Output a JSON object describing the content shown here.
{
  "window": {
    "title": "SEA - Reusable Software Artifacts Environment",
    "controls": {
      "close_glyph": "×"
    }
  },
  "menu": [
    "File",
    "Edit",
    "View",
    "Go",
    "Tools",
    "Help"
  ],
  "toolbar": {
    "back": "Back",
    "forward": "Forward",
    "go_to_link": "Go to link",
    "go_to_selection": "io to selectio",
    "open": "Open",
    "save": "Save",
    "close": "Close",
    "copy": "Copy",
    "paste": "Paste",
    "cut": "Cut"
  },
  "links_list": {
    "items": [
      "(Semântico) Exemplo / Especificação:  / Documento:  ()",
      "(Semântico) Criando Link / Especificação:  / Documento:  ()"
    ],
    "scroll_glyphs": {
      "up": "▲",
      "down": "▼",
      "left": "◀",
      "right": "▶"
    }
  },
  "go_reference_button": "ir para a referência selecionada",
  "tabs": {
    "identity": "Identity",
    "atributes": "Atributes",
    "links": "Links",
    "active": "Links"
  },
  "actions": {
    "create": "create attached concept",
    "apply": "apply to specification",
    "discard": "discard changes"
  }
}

THE PROBLEM: Type out the entries again, word for word.

EXERCISE SOLUTION:
Output a JSON object describing the content shown here.
{
  "window": {
    "title": "SEA - Reusable Software Artifacts Environment",
    "controls": {
      "close_glyph": "×"
    }
  },
  "menu": [
    "File",
    "Edit",
    "View",
    "Go",
    "Tools",
    "Help"
  ],
  "toolbar": {
    "back": "Back",
    "forward": "Forward",
    "go_to_link": "Go to link",
    "go_to_selection": "io to selectio",
    "open": "Open",
    "save": "Save",
    "close": "Close",
    "copy": "Copy",
    "paste": "Paste",
    "cut": "Cut"
  },
  "links_list": {
    "items": [
      "(Semântico) Exemplo / Especificação:  / Documento:  ()",
      "(Semântico) Criando Link / Especificação:  / Documento:  ()"
    ],
    "scroll_glyphs": {
      "up": "▲",
      "down": "▼",
      "left": "◀",
      "right": "▶"
    }
  },
  "go_reference_button": "ir para a referência selecionada",
  "tabs": {
    "identity": "Identity",
    "atributes": "Atributes",
    "links": "Links",
    "active": "Links"
  },
  "actions": {
    "create": "create attached concept",
    "apply": "apply to specification",
    "discard": "discard changes"
  }
}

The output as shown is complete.